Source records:
• • • •

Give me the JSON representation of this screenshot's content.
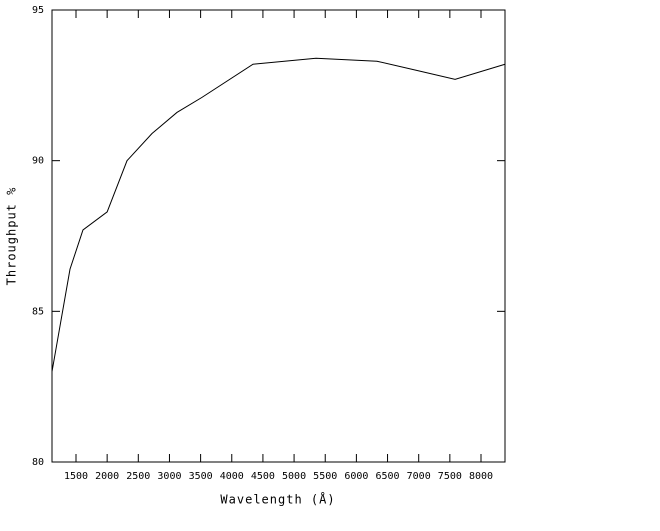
{
  "chart_data": {
    "type": "line",
    "xlabel": "Wavelength (Å)",
    "ylabel": "Throughput %",
    "x": [
      1115,
      1404,
      1612,
      2000,
      2319,
      2720,
      3120,
      3522,
      4341,
      5352,
      6330,
      6958,
      7584,
      8385
    ],
    "series": [
      {
        "color": "#000000",
        "values": [
          83.0,
          86.4,
          87.7,
          88.3,
          90.0,
          90.9,
          91.6,
          92.1,
          93.2,
          93.4,
          93.3,
          93.0,
          92.7,
          93.2
        ]
      }
    ],
    "xlim": [
      1115,
      8385
    ],
    "xticks": [
      1500,
      2000,
      2500,
      3000,
      3500,
      4000,
      4500,
      5000,
      5500,
      6000,
      6500,
      7000,
      7500,
      8000
    ],
    "ylim": [
      80,
      95
    ],
    "yticks": [
      80,
      85,
      90,
      95
    ]
  }
}
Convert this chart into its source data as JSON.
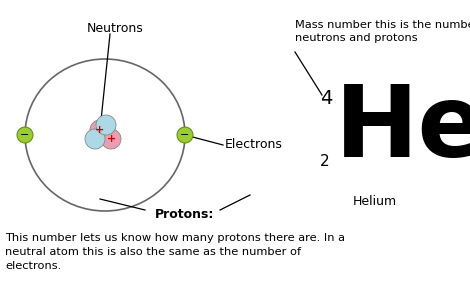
{
  "bg_color": "#ffffff",
  "text_color": "#000000",
  "orbit_color": "#666666",
  "electron_color": "#9acd32",
  "proton_color": "#e8a0b0",
  "neutron_color": "#add8e6",
  "element_symbol": "He",
  "element_name": "Helium",
  "mass_number": "4",
  "atomic_number": "2",
  "label_neutrons": "Neutrons",
  "label_electrons": "Electrons",
  "label_protons_title": "Protons:",
  "label_mass_desc": "Mass number this is the number of\nneutrons and protons",
  "label_protons_body": "This number lets us know how many protons there are. In a\nneutral atom this is also the same as the number of\nelectrons.",
  "figw": 4.7,
  "figh": 2.87,
  "dpi": 100
}
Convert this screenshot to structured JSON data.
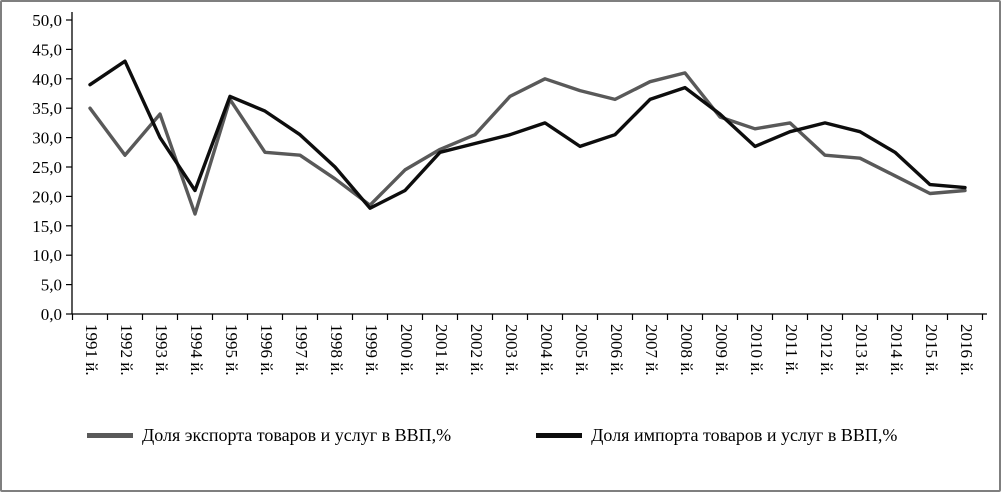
{
  "chart_data": {
    "type": "line",
    "title": "",
    "xlabel": "",
    "ylabel": "",
    "grid": false,
    "legend_position": "bottom",
    "categories": [
      "1991 й.",
      "1992 й.",
      "1993 й.",
      "1994 й.",
      "1995 й.",
      "1996 й.",
      "1997 й.",
      "1998 й.",
      "1999 й.",
      "2000 й.",
      "2001 й.",
      "2002 й.",
      "2003 й.",
      "2004 й.",
      "2005 й.",
      "2006 й.",
      "2007 й.",
      "2008 й.",
      "2009 й.",
      "2010 й.",
      "2011 й.",
      "2012 й.",
      "2013 й.",
      "2014 й.",
      "2015 й.",
      "2016 й."
    ],
    "y_axis": {
      "max": 50,
      "min": 0,
      "tick_values": [
        0,
        5,
        10,
        15,
        20,
        25,
        30,
        35,
        40,
        45,
        50
      ],
      "tick_labels": [
        "0,0",
        "5,0",
        "10,0",
        "15,0",
        "20,0",
        "25,0",
        "30,0",
        "35,0",
        "40,0",
        "45,0",
        "50,0"
      ]
    },
    "series": [
      {
        "name": "Доля экспорта товаров и услуг в ВВП,%",
        "color": "#595959",
        "width": 3.4,
        "values": [
          35.0,
          27.0,
          34.0,
          17.0,
          36.5,
          27.5,
          27.0,
          23.0,
          18.5,
          24.5,
          28.0,
          30.5,
          37.0,
          40.0,
          38.0,
          36.5,
          39.5,
          41.0,
          33.5,
          31.5,
          32.5,
          27.0,
          26.5,
          23.5,
          20.5,
          21.0
        ]
      },
      {
        "name": "Доля импорта товаров и услуг в ВВП,%",
        "color": "#0d0d0d",
        "width": 3.4,
        "values": [
          39.0,
          43.0,
          30.0,
          21.0,
          37.0,
          34.5,
          30.5,
          25.0,
          18.0,
          21.0,
          27.5,
          29.0,
          30.5,
          32.5,
          28.5,
          30.5,
          36.5,
          38.5,
          34.0,
          28.5,
          31.0,
          32.5,
          31.0,
          27.5,
          22.0,
          21.5
        ]
      }
    ]
  }
}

• • • •

The material above holds pictures; copy everything else in it exactly.

Give me the JSON representation of this screenshot's content.
{
  "chart_data": {
    "type": "line",
    "xlabel": "Wavelength (Å)",
    "ylabel": "Throughput %",
    "x": [
      1115,
      1404,
      1612,
      2000,
      2319,
      2720,
      3120,
      3522,
      4341,
      5352,
      6330,
      6958,
      7584,
      8385
    ],
    "series": [
      {
        "color": "#000000",
        "values": [
          83.0,
          86.4,
          87.7,
          88.3,
          90.0,
          90.9,
          91.6,
          92.1,
          93.2,
          93.4,
          93.3,
          93.0,
          92.7,
          93.2
        ]
      }
    ],
    "xlim": [
      1115,
      8385
    ],
    "xticks": [
      1500,
      2000,
      2500,
      3000,
      3500,
      4000,
      4500,
      5000,
      5500,
      6000,
      6500,
      7000,
      7500,
      8000
    ],
    "ylim": [
      80,
      95
    ],
    "yticks": [
      80,
      85,
      90,
      95
    ]
  }
}
Convert this chart into its source data as JSON.
{
  "bg_color": "#ffffff",
  "text_color": "#000000",
  "orbit_color": "#666666",
  "electron_color": "#9acd32",
  "proton_color": "#e8a0b0",
  "neutron_color": "#add8e6",
  "element_symbol": "He",
  "element_name": "Helium",
  "mass_number": "4",
  "atomic_number": "2",
  "label_neutrons": "Neutrons",
  "label_electrons": "Electrons",
  "label_protons_title": "Protons:",
  "label_mass_desc": "Mass number this is the number of\nneutrons and protons",
  "label_protons_body": "This number lets us know how many protons there are. In a\nneutral atom this is also the same as the number of\nelectrons.",
  "figw": 4.7,
  "figh": 2.87,
  "dpi": 100
}
Convert this screenshot to structured JSON data.
{
  "chart_data": {
    "type": "line",
    "title": "",
    "xlabel": "",
    "ylabel": "",
    "grid": false,
    "legend_position": "bottom",
    "categories": [
      "1991 й.",
      "1992 й.",
      "1993 й.",
      "1994 й.",
      "1995 й.",
      "1996 й.",
      "1997 й.",
      "1998 й.",
      "1999 й.",
      "2000 й.",
      "2001 й.",
      "2002 й.",
      "2003 й.",
      "2004 й.",
      "2005 й.",
      "2006 й.",
      "2007 й.",
      "2008 й.",
      "2009 й.",
      "2010 й.",
      "2011 й.",
      "2012 й.",
      "2013 й.",
      "2014 й.",
      "2015 й.",
      "2016 й."
    ],
    "y_axis": {
      "max": 50,
      "min": 0,
      "tick_values": [
        0,
        5,
        10,
        15,
        20,
        25,
        30,
        35,
        40,
        45,
        50
      ],
      "tick_labels": [
        "0,0",
        "5,0",
        "10,0",
        "15,0",
        "20,0",
        "25,0",
        "30,0",
        "35,0",
        "40,0",
        "45,0",
        "50,0"
      ]
    },
    "series": [
      {
        "name": "Доля экспорта товаров и услуг в ВВП,%",
        "color": "#595959",
        "width": 3.4,
        "values": [
          35.0,
          27.0,
          34.0,
          17.0,
          36.5,
          27.5,
          27.0,
          23.0,
          18.5,
          24.5,
          28.0,
          30.5,
          37.0,
          40.0,
          38.0,
          36.5,
          39.5,
          41.0,
          33.5,
          31.5,
          32.5,
          27.0,
          26.5,
          23.5,
          20.5,
          21.0
        ]
      },
      {
        "name": "Доля импорта товаров и услуг в ВВП,%",
        "color": "#0d0d0d",
        "width": 3.4,
        "values": [
          39.0,
          43.0,
          30.0,
          21.0,
          37.0,
          34.5,
          30.5,
          25.0,
          18.0,
          21.0,
          27.5,
          29.0,
          30.5,
          32.5,
          28.5,
          30.5,
          36.5,
          38.5,
          34.0,
          28.5,
          31.0,
          32.5,
          31.0,
          27.5,
          22.0,
          21.5
        ]
      }
    ]
  }
}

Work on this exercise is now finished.